Transcribe the whole listing below without changing a word, but leave out every image.
──────── Record excerpts
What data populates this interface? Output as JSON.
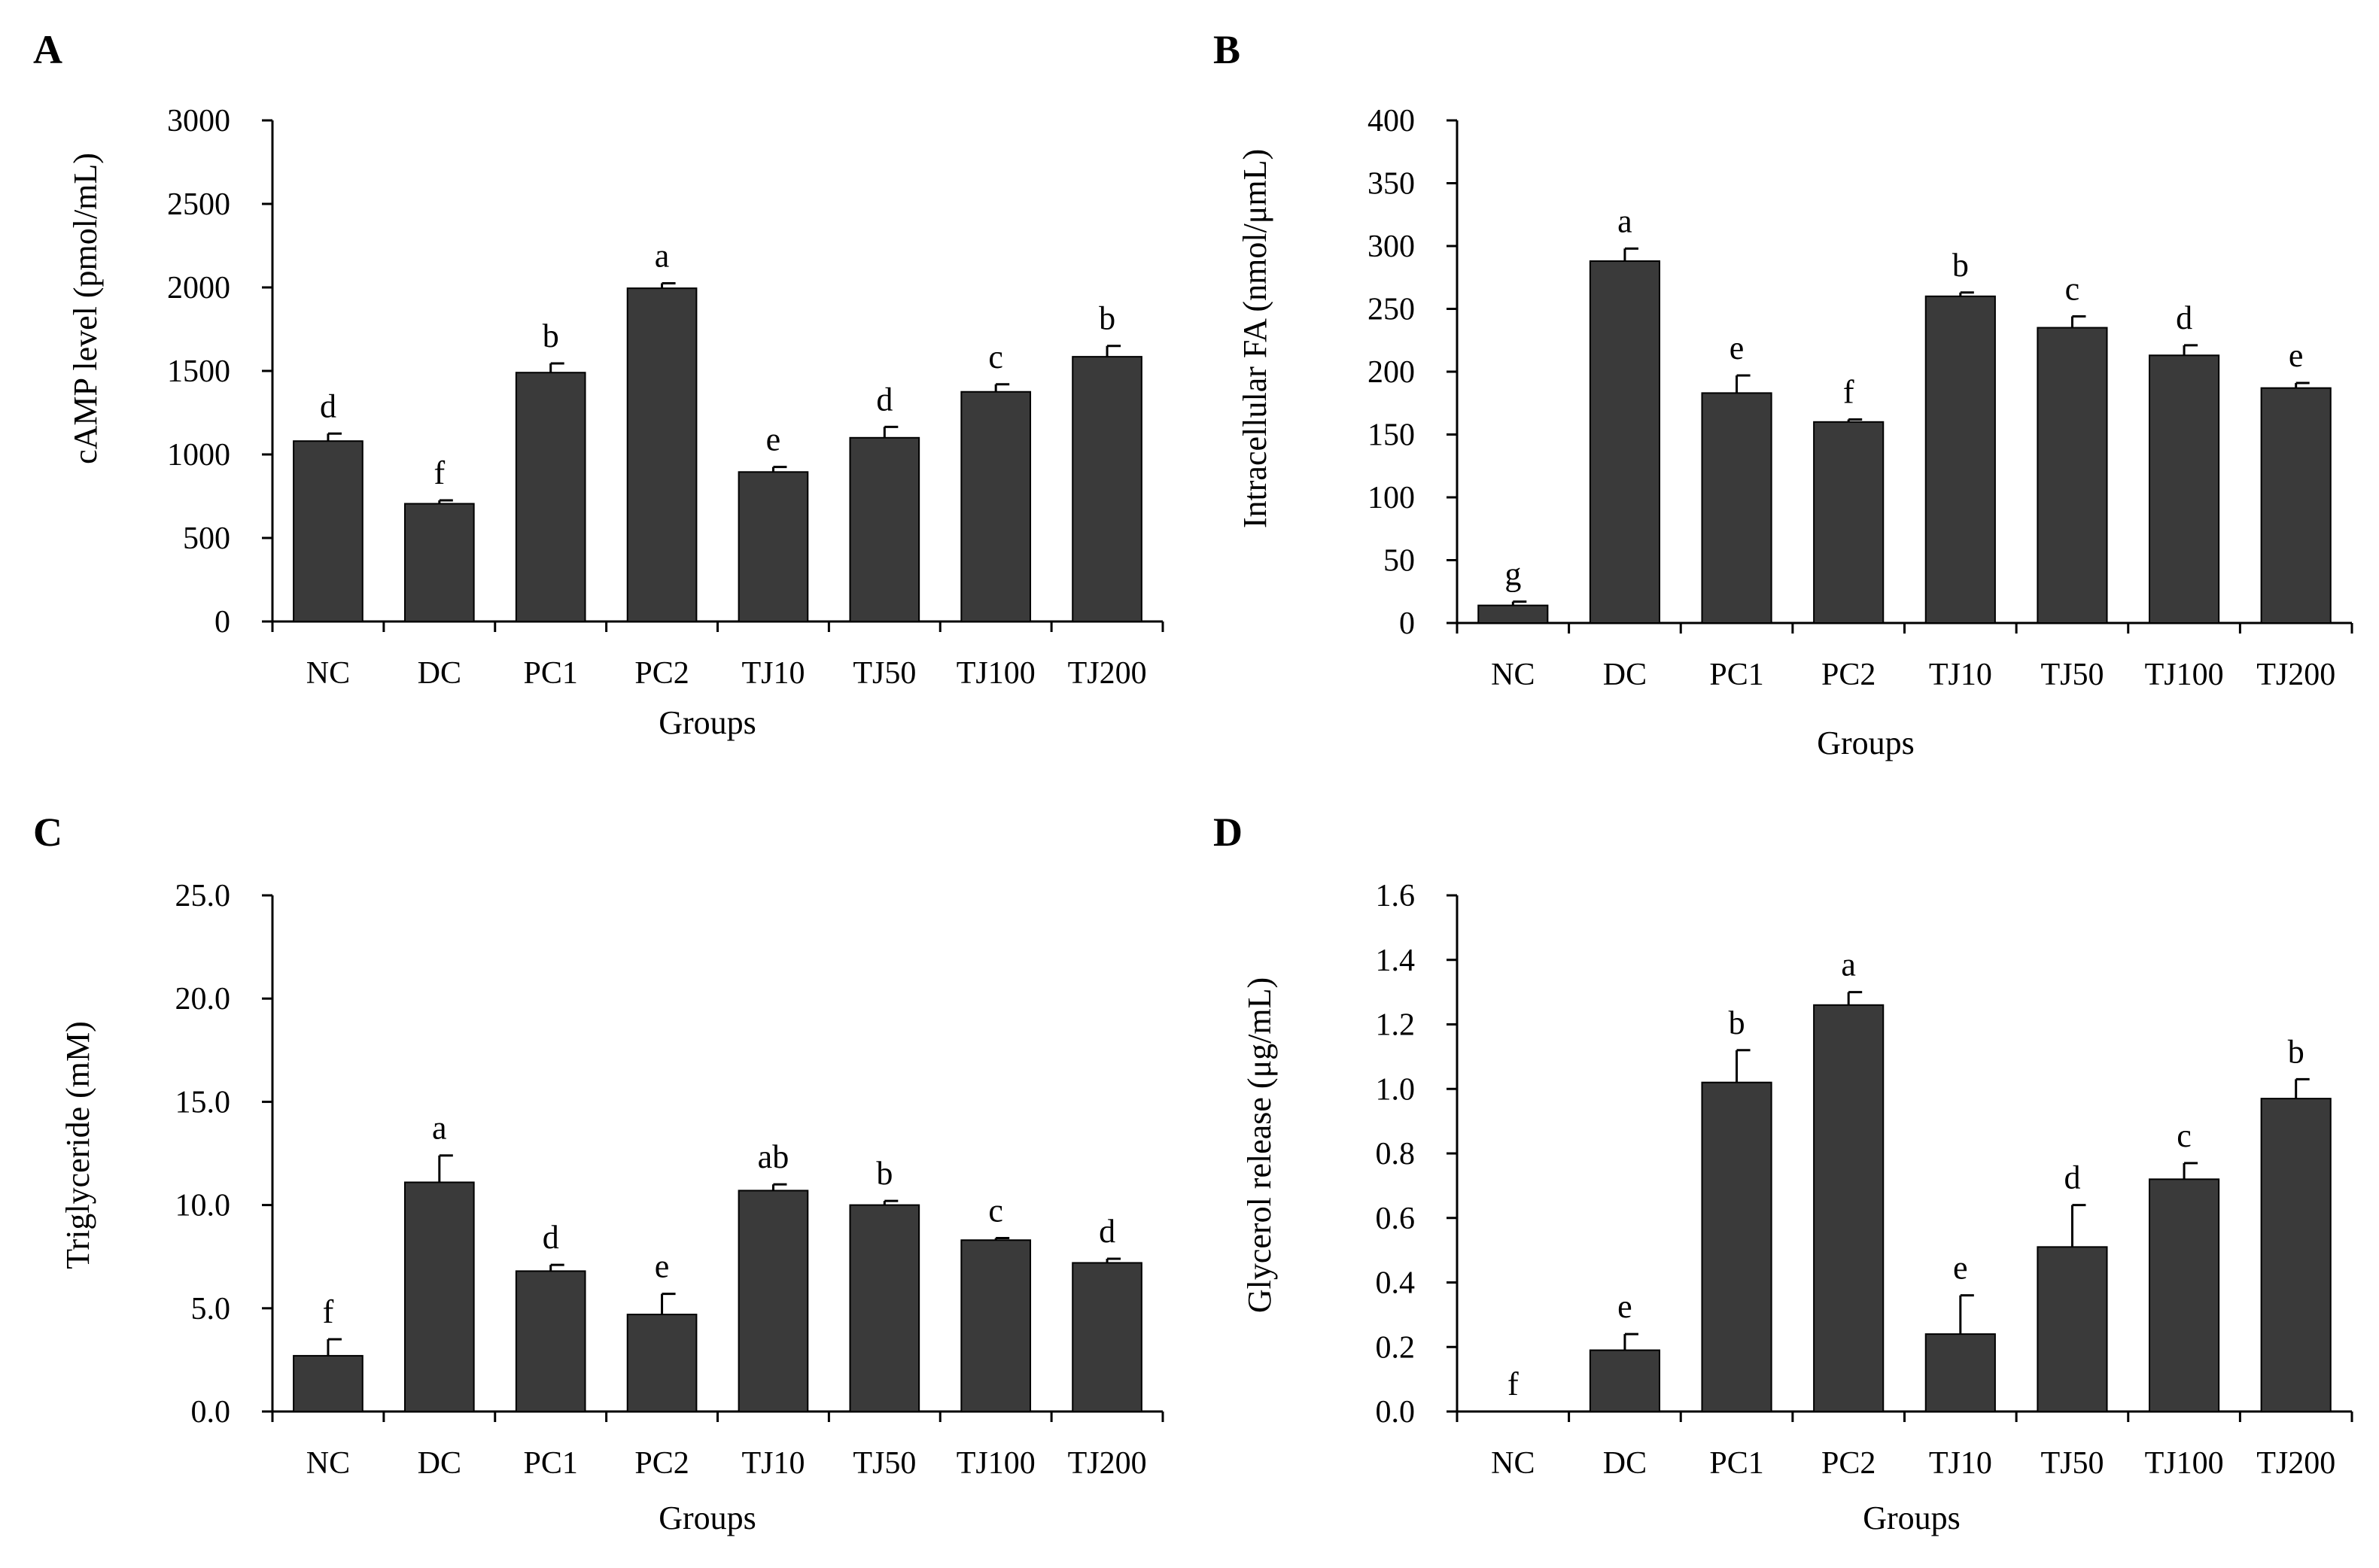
{
  "figure": {
    "bar_color": "#3a3a3a",
    "axis_color": "#000000"
  },
  "chart_data": [
    {
      "panel": "A",
      "type": "bar",
      "categories": [
        "NC",
        "DC",
        "PC1",
        "PC2",
        "TJ10",
        "TJ50",
        "TJ100",
        "TJ200"
      ],
      "values": [
        1080,
        705,
        1490,
        1995,
        895,
        1100,
        1375,
        1585
      ],
      "errors": [
        45,
        20,
        55,
        30,
        30,
        65,
        45,
        65
      ],
      "letters": [
        "d",
        "f",
        "b",
        "a",
        "e",
        "d",
        "c",
        "b"
      ],
      "xlabel": "Groups",
      "ylabel": "cAMP level (pmol/mL)",
      "ylim": [
        0,
        3000
      ],
      "yticks": [
        0,
        500,
        1000,
        1500,
        2000,
        2500,
        3000
      ],
      "ytick_labels": [
        "0",
        "500",
        "1000",
        "1500",
        "2000",
        "2500",
        "3000"
      ]
    },
    {
      "panel": "B",
      "type": "bar",
      "categories": [
        "NC",
        "DC",
        "PC1",
        "PC2",
        "TJ10",
        "TJ50",
        "TJ100",
        "TJ200"
      ],
      "values": [
        14,
        288,
        183,
        160,
        260,
        235,
        213,
        187
      ],
      "errors": [
        3,
        10,
        14,
        2,
        3,
        9,
        8,
        4
      ],
      "letters": [
        "g",
        "a",
        "e",
        "f",
        "b",
        "c",
        "d",
        "e"
      ],
      "xlabel": "Groups",
      "ylabel": "Intracellular FA (nmol/μmL)",
      "ylim": [
        0,
        400
      ],
      "yticks": [
        0,
        50,
        100,
        150,
        200,
        250,
        300,
        350,
        400
      ],
      "ytick_labels": [
        "0",
        "50",
        "100",
        "150",
        "200",
        "250",
        "300",
        "350",
        "400"
      ]
    },
    {
      "panel": "C",
      "type": "bar",
      "categories": [
        "NC",
        "DC",
        "PC1",
        "PC2",
        "TJ10",
        "TJ50",
        "TJ100",
        "TJ200"
      ],
      "values": [
        2.7,
        11.1,
        6.8,
        4.7,
        10.7,
        10.0,
        8.3,
        7.2
      ],
      "errors": [
        0.8,
        1.3,
        0.3,
        1.0,
        0.3,
        0.2,
        0.1,
        0.2
      ],
      "letters": [
        "f",
        "a",
        "d",
        "e",
        "ab",
        "b",
        "c",
        "d"
      ],
      "xlabel": "Groups",
      "ylabel": "Triglyceride (mM)",
      "ylim": [
        0,
        25
      ],
      "yticks": [
        0,
        5,
        10,
        15,
        20,
        25
      ],
      "ytick_labels": [
        "0.0",
        "5.0",
        "10.0",
        "15.0",
        "20.0",
        "25.0"
      ]
    },
    {
      "panel": "D",
      "type": "bar",
      "categories": [
        "NC",
        "DC",
        "PC1",
        "PC2",
        "TJ10",
        "TJ50",
        "TJ100",
        "TJ200"
      ],
      "values": [
        0.0,
        0.19,
        1.02,
        1.26,
        0.24,
        0.51,
        0.72,
        0.97
      ],
      "errors": [
        0.0,
        0.05,
        0.1,
        0.04,
        0.12,
        0.13,
        0.05,
        0.06
      ],
      "letters": [
        "f",
        "e",
        "b",
        "a",
        "e",
        "d",
        "c",
        "b"
      ],
      "xlabel": "Groups",
      "ylabel": "Glycerol release (μg/mL)",
      "ylim": [
        0,
        1.6
      ],
      "yticks": [
        0,
        0.2,
        0.4,
        0.6,
        0.8,
        1.0,
        1.2,
        1.4,
        1.6
      ],
      "ytick_labels": [
        "0.0",
        "0.2",
        "0.4",
        "0.6",
        "0.8",
        "1.0",
        "1.2",
        "1.4",
        "1.6"
      ]
    }
  ]
}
────────────────
> Full answer:
What data populates this interface? Output as JSON.
{
  "figure": {
    "bar_color": "#3a3a3a",
    "axis_color": "#000000"
  },
  "chart_data": [
    {
      "panel": "A",
      "type": "bar",
      "categories": [
        "NC",
        "DC",
        "PC1",
        "PC2",
        "TJ10",
        "TJ50",
        "TJ100",
        "TJ200"
      ],
      "values": [
        1080,
        705,
        1490,
        1995,
        895,
        1100,
        1375,
        1585
      ],
      "errors": [
        45,
        20,
        55,
        30,
        30,
        65,
        45,
        65
      ],
      "letters": [
        "d",
        "f",
        "b",
        "a",
        "e",
        "d",
        "c",
        "b"
      ],
      "xlabel": "Groups",
      "ylabel": "cAMP level (pmol/mL)",
      "ylim": [
        0,
        3000
      ],
      "yticks": [
        0,
        500,
        1000,
        1500,
        2000,
        2500,
        3000
      ],
      "ytick_labels": [
        "0",
        "500",
        "1000",
        "1500",
        "2000",
        "2500",
        "3000"
      ]
    },
    {
      "panel": "B",
      "type": "bar",
      "categories": [
        "NC",
        "DC",
        "PC1",
        "PC2",
        "TJ10",
        "TJ50",
        "TJ100",
        "TJ200"
      ],
      "values": [
        14,
        288,
        183,
        160,
        260,
        235,
        213,
        187
      ],
      "errors": [
        3,
        10,
        14,
        2,
        3,
        9,
        8,
        4
      ],
      "letters": [
        "g",
        "a",
        "e",
        "f",
        "b",
        "c",
        "d",
        "e"
      ],
      "xlabel": "Groups",
      "ylabel": "Intracellular FA (nmol/μmL)",
      "ylim": [
        0,
        400
      ],
      "yticks": [
        0,
        50,
        100,
        150,
        200,
        250,
        300,
        350,
        400
      ],
      "ytick_labels": [
        "0",
        "50",
        "100",
        "150",
        "200",
        "250",
        "300",
        "350",
        "400"
      ]
    },
    {
      "panel": "C",
      "type": "bar",
      "categories": [
        "NC",
        "DC",
        "PC1",
        "PC2",
        "TJ10",
        "TJ50",
        "TJ100",
        "TJ200"
      ],
      "values": [
        2.7,
        11.1,
        6.8,
        4.7,
        10.7,
        10.0,
        8.3,
        7.2
      ],
      "errors": [
        0.8,
        1.3,
        0.3,
        1.0,
        0.3,
        0.2,
        0.1,
        0.2
      ],
      "letters": [
        "f",
        "a",
        "d",
        "e",
        "ab",
        "b",
        "c",
        "d"
      ],
      "xlabel": "Groups",
      "ylabel": "Triglyceride (mM)",
      "ylim": [
        0,
        25
      ],
      "yticks": [
        0,
        5,
        10,
        15,
        20,
        25
      ],
      "ytick_labels": [
        "0.0",
        "5.0",
        "10.0",
        "15.0",
        "20.0",
        "25.0"
      ]
    },
    {
      "panel": "D",
      "type": "bar",
      "categories": [
        "NC",
        "DC",
        "PC1",
        "PC2",
        "TJ10",
        "TJ50",
        "TJ100",
        "TJ200"
      ],
      "values": [
        0.0,
        0.19,
        1.02,
        1.26,
        0.24,
        0.51,
        0.72,
        0.97
      ],
      "errors": [
        0.0,
        0.05,
        0.1,
        0.04,
        0.12,
        0.13,
        0.05,
        0.06
      ],
      "letters": [
        "f",
        "e",
        "b",
        "a",
        "e",
        "d",
        "c",
        "b"
      ],
      "xlabel": "Groups",
      "ylabel": "Glycerol release (μg/mL)",
      "ylim": [
        0,
        1.6
      ],
      "yticks": [
        0,
        0.2,
        0.4,
        0.6,
        0.8,
        1.0,
        1.2,
        1.4,
        1.6
      ],
      "ytick_labels": [
        "0.0",
        "0.2",
        "0.4",
        "0.6",
        "0.8",
        "1.0",
        "1.2",
        "1.4",
        "1.6"
      ]
    }
  ]
}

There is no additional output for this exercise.